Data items
* * * *

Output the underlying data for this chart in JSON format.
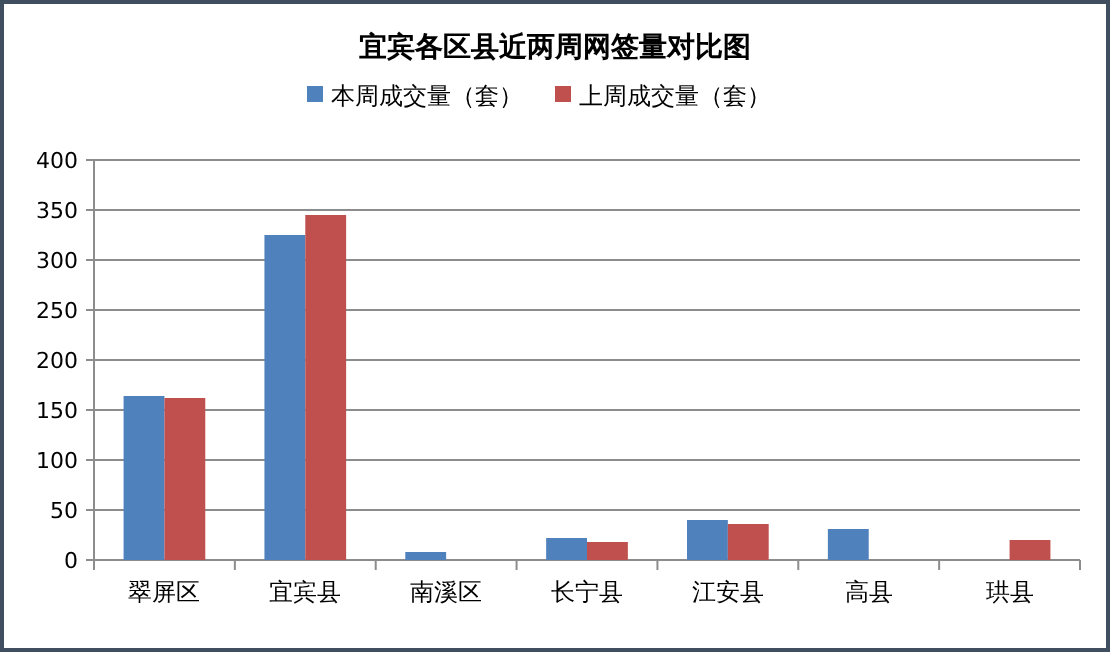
{
  "chart_data": {
    "type": "bar",
    "title": "宜宾各区县近两周网签量对比图",
    "categories": [
      "翠屏区",
      "宜宾县",
      "南溪区",
      "长宁县",
      "江安县",
      "高县",
      "珙县"
    ],
    "series": [
      {
        "name": "本周成交量（套）",
        "color": "#4f81bd",
        "values": [
          164,
          325,
          8,
          22,
          40,
          31,
          null
        ]
      },
      {
        "name": "上周成交量（套）",
        "color": "#c0504d",
        "values": [
          162,
          345,
          0,
          18,
          36,
          null,
          20
        ]
      }
    ],
    "ylim": [
      0,
      400
    ],
    "yticks": [
      0,
      50,
      100,
      150,
      200,
      250,
      300,
      350,
      400
    ],
    "grid": "y",
    "legend": "top"
  }
}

* * * *

### Written task
Copy the records exactly. Skip the pictures.

### Full output
Output the underlying data for this chart in JSON format.
{
  "chart_data": {
    "type": "bar",
    "title": "宜宾各区县近两周网签量对比图",
    "categories": [
      "翠屏区",
      "宜宾县",
      "南溪区",
      "长宁县",
      "江安县",
      "高县",
      "珙县"
    ],
    "series": [
      {
        "name": "本周成交量（套）",
        "color": "#4f81bd",
        "values": [
          164,
          325,
          8,
          22,
          40,
          31,
          null
        ]
      },
      {
        "name": "上周成交量（套）",
        "color": "#c0504d",
        "values": [
          162,
          345,
          0,
          18,
          36,
          null,
          20
        ]
      }
    ],
    "ylim": [
      0,
      400
    ],
    "yticks": [
      0,
      50,
      100,
      150,
      200,
      250,
      300,
      350,
      400
    ],
    "grid": "y",
    "legend": "top"
  }
}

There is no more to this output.